WORK TO COMPLETE ▸ Would you print out every entry exactly as given?

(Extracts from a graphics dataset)
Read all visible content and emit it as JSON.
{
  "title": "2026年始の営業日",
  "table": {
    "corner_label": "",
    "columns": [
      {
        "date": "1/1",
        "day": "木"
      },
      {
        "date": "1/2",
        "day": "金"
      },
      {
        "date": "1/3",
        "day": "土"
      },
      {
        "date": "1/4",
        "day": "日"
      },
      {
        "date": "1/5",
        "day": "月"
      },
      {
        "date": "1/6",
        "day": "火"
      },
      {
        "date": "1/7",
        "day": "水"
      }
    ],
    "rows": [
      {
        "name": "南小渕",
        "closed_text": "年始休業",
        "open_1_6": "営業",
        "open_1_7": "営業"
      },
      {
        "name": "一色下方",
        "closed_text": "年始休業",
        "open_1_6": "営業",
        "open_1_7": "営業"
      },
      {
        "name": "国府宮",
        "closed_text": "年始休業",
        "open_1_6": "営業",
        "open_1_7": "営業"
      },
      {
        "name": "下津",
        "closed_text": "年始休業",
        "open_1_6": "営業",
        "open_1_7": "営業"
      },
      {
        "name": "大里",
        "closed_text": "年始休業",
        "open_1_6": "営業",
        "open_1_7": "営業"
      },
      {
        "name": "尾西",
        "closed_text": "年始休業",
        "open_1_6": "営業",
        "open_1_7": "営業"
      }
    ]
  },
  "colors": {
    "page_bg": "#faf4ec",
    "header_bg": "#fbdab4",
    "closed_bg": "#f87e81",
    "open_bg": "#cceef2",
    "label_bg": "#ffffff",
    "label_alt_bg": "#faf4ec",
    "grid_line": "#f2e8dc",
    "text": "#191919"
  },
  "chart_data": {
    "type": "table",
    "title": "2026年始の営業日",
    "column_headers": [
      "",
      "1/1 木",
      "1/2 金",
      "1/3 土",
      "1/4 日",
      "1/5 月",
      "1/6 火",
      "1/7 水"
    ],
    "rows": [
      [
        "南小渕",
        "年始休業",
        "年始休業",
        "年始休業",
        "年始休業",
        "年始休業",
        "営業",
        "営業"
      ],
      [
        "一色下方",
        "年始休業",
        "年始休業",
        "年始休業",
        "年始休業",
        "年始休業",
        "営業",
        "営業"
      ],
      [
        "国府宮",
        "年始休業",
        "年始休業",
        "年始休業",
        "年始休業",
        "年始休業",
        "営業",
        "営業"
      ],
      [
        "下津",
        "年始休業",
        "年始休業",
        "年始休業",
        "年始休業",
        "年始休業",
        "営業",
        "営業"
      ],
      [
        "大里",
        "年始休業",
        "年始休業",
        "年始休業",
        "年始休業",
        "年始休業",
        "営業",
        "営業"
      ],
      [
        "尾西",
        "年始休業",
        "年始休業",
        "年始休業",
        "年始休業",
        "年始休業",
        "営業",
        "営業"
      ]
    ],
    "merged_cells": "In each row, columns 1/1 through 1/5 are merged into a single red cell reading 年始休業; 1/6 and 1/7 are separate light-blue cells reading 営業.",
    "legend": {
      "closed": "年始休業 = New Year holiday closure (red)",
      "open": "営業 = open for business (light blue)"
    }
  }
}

EXERCISE ANSWER ▸
Read all visible content and emit it as JSON.
{
  "title": "2026年始の営業日",
  "table": {
    "corner_label": "",
    "columns": [
      {
        "date": "1/1",
        "day": "木"
      },
      {
        "date": "1/2",
        "day": "金"
      },
      {
        "date": "1/3",
        "day": "土"
      },
      {
        "date": "1/4",
        "day": "日"
      },
      {
        "date": "1/5",
        "day": "月"
      },
      {
        "date": "1/6",
        "day": "火"
      },
      {
        "date": "1/7",
        "day": "水"
      }
    ],
    "rows": [
      {
        "name": "南小渕",
        "closed_text": "年始休業",
        "open_1_6": "営業",
        "open_1_7": "営業"
      },
      {
        "name": "一色下方",
        "closed_text": "年始休業",
        "open_1_6": "営業",
        "open_1_7": "営業"
      },
      {
        "name": "国府宮",
        "closed_text": "年始休業",
        "open_1_6": "営業",
        "open_1_7": "営業"
      },
      {
        "name": "下津",
        "closed_text": "年始休業",
        "open_1_6": "営業",
        "open_1_7": "営業"
      },
      {
        "name": "大里",
        "closed_text": "年始休業",
        "open_1_6": "営業",
        "open_1_7": "営業"
      },
      {
        "name": "尾西",
        "closed_text": "年始休業",
        "open_1_6": "営業",
        "open_1_7": "営業"
      }
    ]
  },
  "colors": {
    "page_bg": "#faf4ec",
    "header_bg": "#fbdab4",
    "closed_bg": "#f87e81",
    "open_bg": "#cceef2",
    "label_bg": "#ffffff",
    "label_alt_bg": "#faf4ec",
    "grid_line": "#f2e8dc",
    "text": "#191919"
  },
  "chart_data": {
    "type": "table",
    "title": "2026年始の営業日",
    "column_headers": [
      "",
      "1/1 木",
      "1/2 金",
      "1/3 土",
      "1/4 日",
      "1/5 月",
      "1/6 火",
      "1/7 水"
    ],
    "rows": [
      [
        "南小渕",
        "年始休業",
        "年始休業",
        "年始休業",
        "年始休業",
        "年始休業",
        "営業",
        "営業"
      ],
      [
        "一色下方",
        "年始休業",
        "年始休業",
        "年始休業",
        "年始休業",
        "年始休業",
        "営業",
        "営業"
      ],
      [
        "国府宮",
        "年始休業",
        "年始休業",
        "年始休業",
        "年始休業",
        "年始休業",
        "営業",
        "営業"
      ],
      [
        "下津",
        "年始休業",
        "年始休業",
        "年始休業",
        "年始休業",
        "年始休業",
        "営業",
        "営業"
      ],
      [
        "大里",
        "年始休業",
        "年始休業",
        "年始休業",
        "年始休業",
        "年始休業",
        "営業",
        "営業"
      ],
      [
        "尾西",
        "年始休業",
        "年始休業",
        "年始休業",
        "年始休業",
        "年始休業",
        "営業",
        "営業"
      ]
    ],
    "merged_cells": "In each row, columns 1/1 through 1/5 are merged into a single red cell reading 年始休業; 1/6 and 1/7 are separate light-blue cells reading 営業.",
    "legend": {
      "closed": "年始休業 = New Year holiday closure (red)",
      "open": "営業 = open for business (light blue)"
    }
  }
}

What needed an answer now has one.